# Exercise brief
Repeat only the lines below from the one that contains "Read out every word on this page." through the final line, exactly. Omit pictures.

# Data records
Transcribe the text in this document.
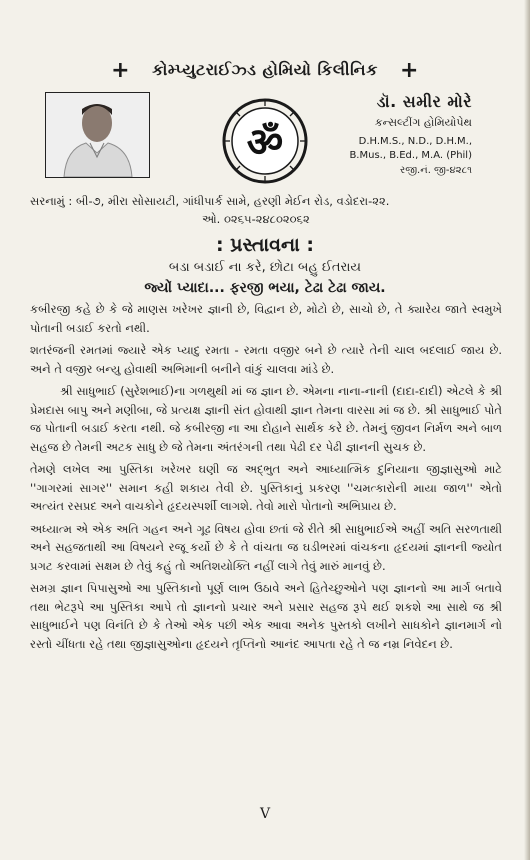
+ કોમ્પ્યુટરાઈઝ્ડ હોમિયો કિલીનિક +
ॐ
ડૉ. સમીર મોરે
કન્સલ્ટીંગ હોમિયોપેથ
D.H.M.S., N.D., D.H.M.,
B.Mus., B.Ed., M.A. (Phil)
રજી.નં. જી-૪૨૮૧
સરનામું : બી-૭, મીરા સોસાયટી, ગાંધીપાર્ક સામે, હરણી મેઈન રોડ, વડોદરા-૨૨.
ઓ. ૦૨૬૫-૨૪૮૦૨૦૬૨
: પ્રસ્તાવના :
બડા બડાઈ ના કરે, છોટા બહુ ઈતરાય
જ્યોં પ્યાદા... ફરજી ભયા, ટેઢા ટેઢા જાય.

કબીરજી કહે છે કે જે માણસ ખરેખર જ્ઞાની છે, વિદ્વાન છે, મોટો છે, સાચો છે, તે ક્યારેય જાતે સ્વમુખે પોતાની બડાઈ કરતો નથી.

શતરંજની રમતમાં જ્યારે એક પ્યાદુ રમતા - રમતા વજીર બને છે ત્યારે તેની ચાલ બદલાઈ જાય છે. અને તે વજીર બન્યુ હોવાથી અભિમાની બનીને વાંકું ચાલવા માંડે છે.

શ્રી સાધુભાઈ (સુરેશભાઈ)ના ગળથુથી માં જ જ્ઞાન છે. એમના નાના-નાની (દાદા-દાદી) એટલે કે શ્રી પ્રેમદાસ બાપુ અને મણીબા, જે પ્રત્યક્ષ જ્ઞાની સંત હોવાથી જ્ઞાન તેમના વારસા માં જ છે. શ્રી સાધુભાઈ પોતે જ પોતાની બડાઈ કરતા નથી. જે કબીરજી ના આ દોહાને સાર્થક કરે છે. તેમનું જીવન નિર્મળ અને બાળ સહજ છે તેમની અટક સાધુ છે જે તેમના અંતરંગની તથા પેઢી દર પેઢી જ્ઞાનની સુચક છે.

તેમણે લખેલ આ પુસ્તિકા ખરેખર ઘણી જ અદ્ભુત અને આધ્યાત્મિક દુનિયાના જીજ્ઞાસુઓ માટે ''ગાગરમાં સાગર'' સમાન કહી શકાય તેવી છે. પુસ્તિકાનું પ્રકરણ ''ચમત્કારોની માયા જાળ'' એતો અત્યંત રસપ્રદ અને વાચકોને હૃદયસ્પર્શી લાગશે. તેવો મારો પોતાનો અભિપ્રાય છે.

અધ્યાત્મ એ એક અતિ ગહન અને ગૂઢ વિષય હોવા છતાં જે રીતે શ્રી સાધુભાઈએ અહીં અતિ સરળતાથી અને સહજતાથી આ વિષયને રજૂ કર્યો છે કે તે વાંચતા જ ઘડીભરમાં વાંચકના હૃદયમાં જ્ઞાનની જ્યોત પ્રગટ કરવામાં સક્ષમ છે તેવું કહું તો અતિશયોક્તિ નહીં લાગે તેવું મારું માનવું છે.

સમગ્ર જ્ઞાન પિપાસુઓ આ પુસ્તિકાનો પૂર્ણ લાભ ઉઠાવે અને હિતેચ્છુઓને પણ જ્ઞાનનો આ માર્ગ બતાવે તથા ભેટરૂપે આ પુસ્તિકા આપે તો જ્ઞાનનો પ્રચાર અને પ્રસાર સહજ રૂપે થઈ શકશે આ સાથે જ શ્રી સાધુભાઈને પણ વિનંતિ છે કે તેઓ એક પછી એક આવા અનેક પુસ્તકો લખીને સાધકોને જ્ઞાનમાર્ગ નો રસ્તો ચીંધતા રહે તથા જીજ્ઞાસુઓના હૃદયને તૃપ્તિનો આનંદ આપતા રહે તે જ નમ્ર નિવેદન છે.

V
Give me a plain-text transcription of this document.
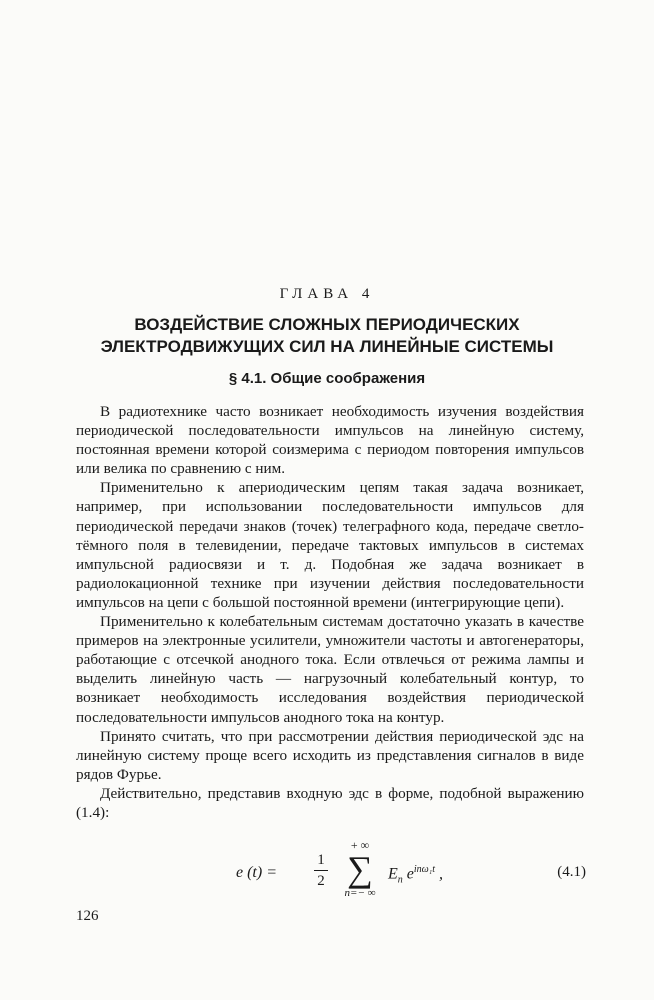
ГЛАВА 4
ВОЗДЕЙСТВИЕ СЛОЖНЫХ ПЕРИОДИЧЕСКИХ
ЭЛЕКТРОДВИЖУЩИХ СИЛ НА ЛИНЕЙНЫЕ СИСТЕМЫ
§ 4.1. Общие соображения

В радиотехнике часто возникает необходимость изучения воздействия периодической последовательности импульсов на линейную систему, постоянная времени которой соизмерима с периодом повторения импульсов или велика по сравнению с ним.

Применительно к апериодическим цепям такая задача возникает, например, при использовании последовательности импульсов для периодической передачи знаков (точек) телеграфного кода, передаче светло-тёмного поля в телевидении, передаче тактовых импульсов в системах импульсной радиосвязи и т. д. Подобная же задача возникает в радиолокационной технике при изучении действия последовательности импульсов на цепи с большой постоянной времени (интегрирующие цепи).

Применительно к колебательным системам достаточно указать в качестве примеров на электронные усилители, умножители частоты и автогенераторы, работающие с отсечкой анодного тока. Если отвлечься от режима лампы и выделить линейную часть — нагрузочный колебательный контур, то возникает необходимость исследования воздействия периодической последовательности импульсов анодного тока на контур.

Принято считать, что при рассмотрении действия периодической эдс на линейную систему проще всего исходить из представления сигналов в виде рядов Фурье.

Действительно, представив входную эдс в форме, подобной выражению (1.4):

e (t) =
1
2
+ ∞
∑
n=− ∞
$E_n$ $e^{in\omega_1t}$ ,	(4.1)
126
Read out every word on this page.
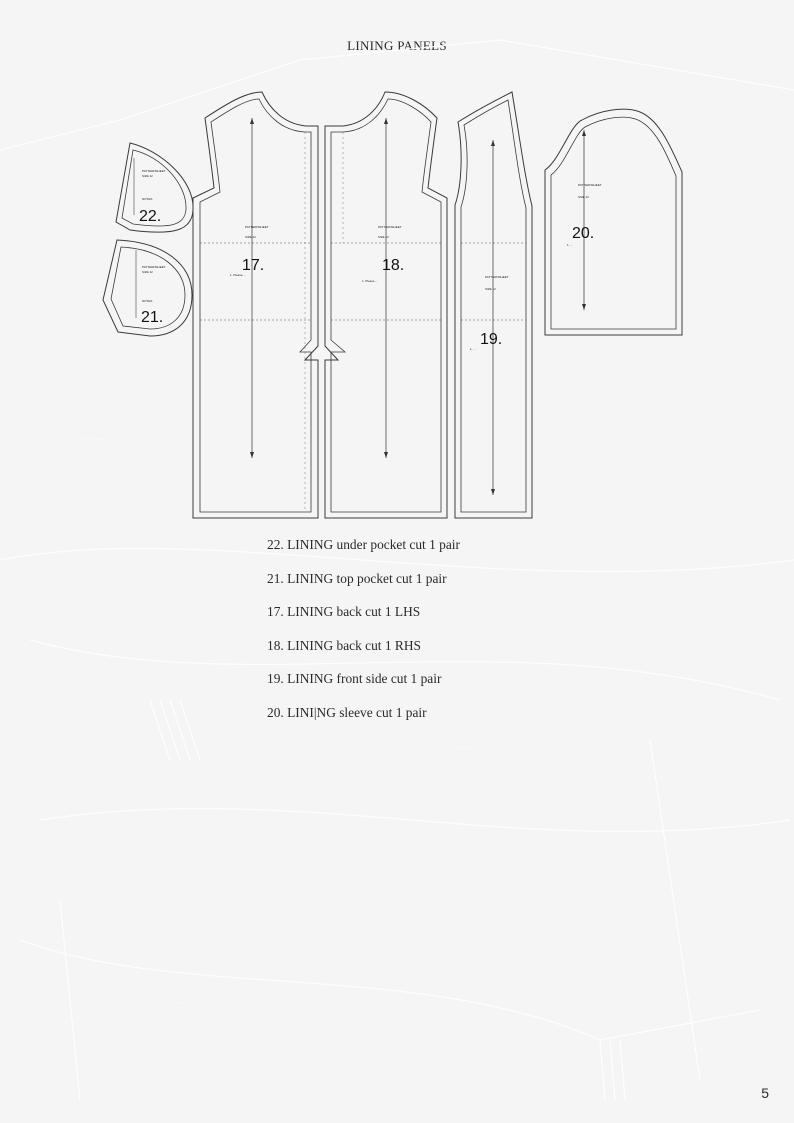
LINING PANELS
............
..........
..........
PATTERNSHEET
SIZE 12
NOTES
22.
PATTERNSHEET
SIZE 12
NOTES
21.
PATTERNSHEET
SIZE 12
1. Please ...
17.
PATTERNSHEET
SIZE 12
1. Please ...
18.
PATTERNSHEET
SIZE 12
1. ....
19.
PATTERNSHEET
SIZE 12
1. ...
20.
22. LINING under pocket cut 1 pair
21. LINING top pocket cut 1 pair
17. LINING back cut 1 LHS
18. LINING back cut 1 RHS
19. LINING front side cut 1 pair
20. LINI|NG sleeve cut 1 pair
5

# Result for this exercise
Read out every word on this page.
LINING PANELS
............
..........
..........
PATTERNSHEET
SIZE 12
NOTES
22.
PATTERNSHEET
SIZE 12
NOTES
21.
PATTERNSHEET
SIZE 12
1. Please ...
17.
PATTERNSHEET
SIZE 12
1. Please ...
18.
PATTERNSHEET
SIZE 12
1. ....
19.
PATTERNSHEET
SIZE 12
1. ...
20.
22. LINING under pocket cut 1 pair
21. LINING top pocket cut 1 pair
17. LINING back cut 1 LHS
18. LINING back cut 1 RHS
19. LINING front side cut 1 pair
20. LINI|NG sleeve cut 1 pair
5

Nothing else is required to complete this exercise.